_Extracted information_
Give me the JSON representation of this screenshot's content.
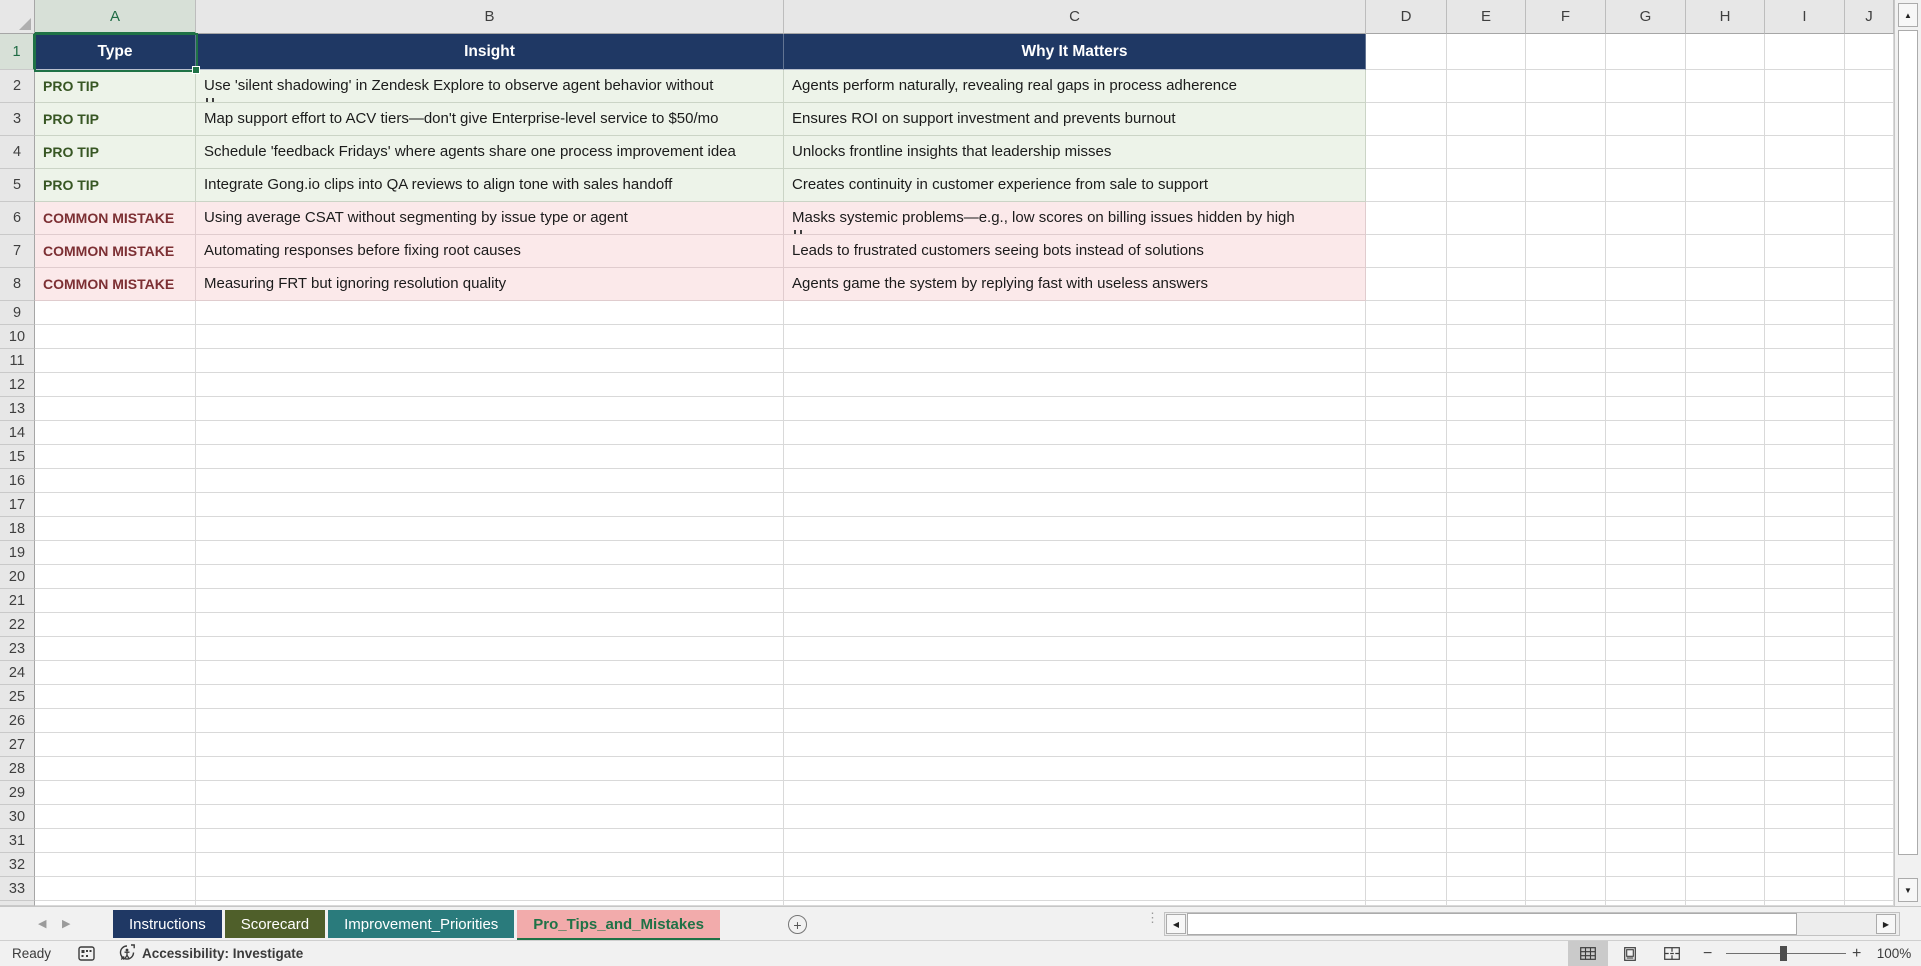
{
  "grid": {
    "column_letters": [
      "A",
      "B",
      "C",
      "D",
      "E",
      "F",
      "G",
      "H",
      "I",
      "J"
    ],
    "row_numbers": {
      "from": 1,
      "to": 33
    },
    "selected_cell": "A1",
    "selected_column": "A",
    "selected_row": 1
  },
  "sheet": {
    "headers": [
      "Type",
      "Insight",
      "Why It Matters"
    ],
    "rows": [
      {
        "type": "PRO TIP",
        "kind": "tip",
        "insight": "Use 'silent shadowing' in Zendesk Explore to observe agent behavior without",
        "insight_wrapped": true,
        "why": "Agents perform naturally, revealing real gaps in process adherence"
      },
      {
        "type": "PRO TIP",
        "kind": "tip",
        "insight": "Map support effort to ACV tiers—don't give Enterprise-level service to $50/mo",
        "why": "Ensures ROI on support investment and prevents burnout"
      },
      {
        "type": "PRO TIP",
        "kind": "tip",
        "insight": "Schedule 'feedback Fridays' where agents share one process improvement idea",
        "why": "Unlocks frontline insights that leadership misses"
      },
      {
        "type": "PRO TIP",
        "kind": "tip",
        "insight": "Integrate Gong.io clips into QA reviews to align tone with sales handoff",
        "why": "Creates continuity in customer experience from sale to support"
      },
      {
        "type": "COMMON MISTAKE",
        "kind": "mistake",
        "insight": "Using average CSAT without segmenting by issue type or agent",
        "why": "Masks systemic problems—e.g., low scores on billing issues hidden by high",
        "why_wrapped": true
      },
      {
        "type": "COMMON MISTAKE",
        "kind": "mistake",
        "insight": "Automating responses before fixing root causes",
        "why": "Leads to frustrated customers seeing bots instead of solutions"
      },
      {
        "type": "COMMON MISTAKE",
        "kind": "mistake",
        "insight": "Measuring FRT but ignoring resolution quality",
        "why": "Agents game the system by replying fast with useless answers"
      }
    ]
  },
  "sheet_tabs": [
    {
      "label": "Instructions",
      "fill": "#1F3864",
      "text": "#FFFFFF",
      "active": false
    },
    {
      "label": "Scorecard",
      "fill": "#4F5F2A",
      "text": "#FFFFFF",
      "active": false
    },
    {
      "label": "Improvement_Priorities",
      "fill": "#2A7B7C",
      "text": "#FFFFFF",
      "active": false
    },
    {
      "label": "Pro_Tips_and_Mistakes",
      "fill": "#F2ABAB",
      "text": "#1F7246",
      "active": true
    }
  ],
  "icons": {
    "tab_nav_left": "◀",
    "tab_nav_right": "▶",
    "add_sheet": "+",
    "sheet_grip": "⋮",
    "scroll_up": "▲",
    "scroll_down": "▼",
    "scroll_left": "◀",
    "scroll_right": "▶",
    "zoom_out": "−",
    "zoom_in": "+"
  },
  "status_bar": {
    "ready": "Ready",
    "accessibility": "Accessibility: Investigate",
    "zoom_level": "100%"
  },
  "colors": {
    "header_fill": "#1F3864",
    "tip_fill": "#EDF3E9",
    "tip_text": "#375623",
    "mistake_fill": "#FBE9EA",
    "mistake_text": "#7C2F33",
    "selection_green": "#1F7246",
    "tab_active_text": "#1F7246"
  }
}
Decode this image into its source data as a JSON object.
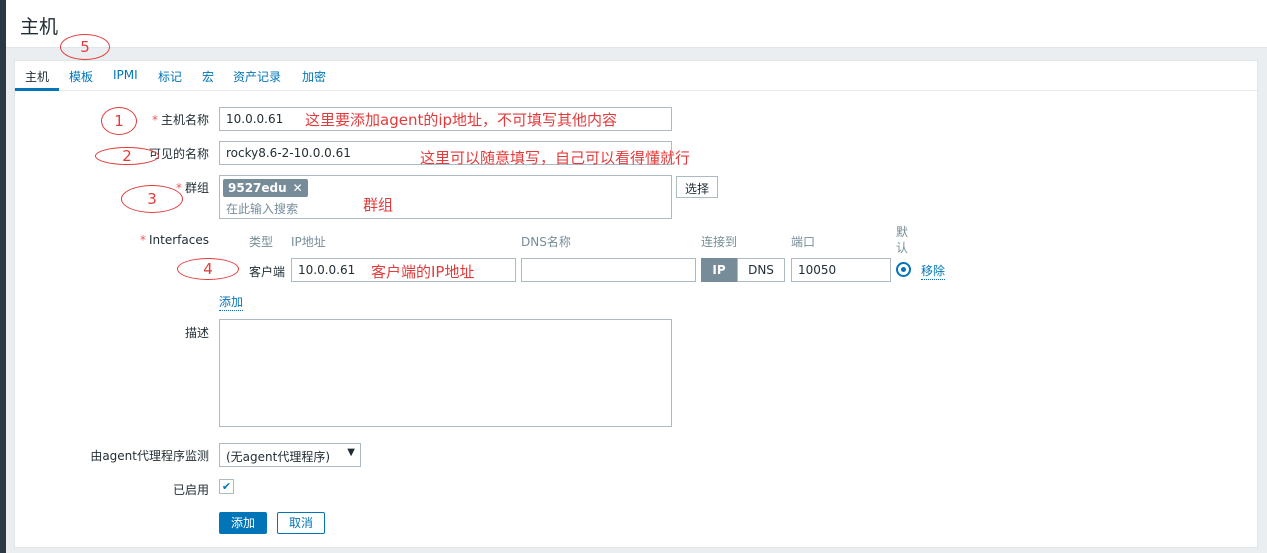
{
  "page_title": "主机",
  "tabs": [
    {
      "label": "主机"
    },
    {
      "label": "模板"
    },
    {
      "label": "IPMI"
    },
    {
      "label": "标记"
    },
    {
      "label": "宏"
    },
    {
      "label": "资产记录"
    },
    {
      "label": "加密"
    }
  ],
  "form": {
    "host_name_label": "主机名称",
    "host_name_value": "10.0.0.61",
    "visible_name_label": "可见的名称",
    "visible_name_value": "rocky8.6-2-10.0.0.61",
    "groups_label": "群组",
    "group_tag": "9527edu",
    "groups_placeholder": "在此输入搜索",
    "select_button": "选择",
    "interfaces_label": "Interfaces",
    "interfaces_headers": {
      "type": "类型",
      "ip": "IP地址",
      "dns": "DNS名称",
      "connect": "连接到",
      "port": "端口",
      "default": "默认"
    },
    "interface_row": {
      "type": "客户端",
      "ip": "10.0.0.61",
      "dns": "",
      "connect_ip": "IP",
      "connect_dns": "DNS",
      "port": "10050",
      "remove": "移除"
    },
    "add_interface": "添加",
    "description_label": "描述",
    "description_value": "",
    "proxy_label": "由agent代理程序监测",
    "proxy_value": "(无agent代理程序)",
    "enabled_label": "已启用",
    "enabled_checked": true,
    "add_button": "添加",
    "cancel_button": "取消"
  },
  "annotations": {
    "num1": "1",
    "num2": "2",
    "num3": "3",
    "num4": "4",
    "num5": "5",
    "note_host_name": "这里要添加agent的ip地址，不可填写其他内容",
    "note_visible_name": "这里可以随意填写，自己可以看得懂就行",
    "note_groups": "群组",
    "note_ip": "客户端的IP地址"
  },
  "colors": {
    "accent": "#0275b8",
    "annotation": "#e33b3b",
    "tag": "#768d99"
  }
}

_Written problem_
Out of the records, collect only those lines that contain the string "JSON".

_Expected answer_
Give me the JSON representation of this screenshot's content.
Decode this image into its source data as a JSON object.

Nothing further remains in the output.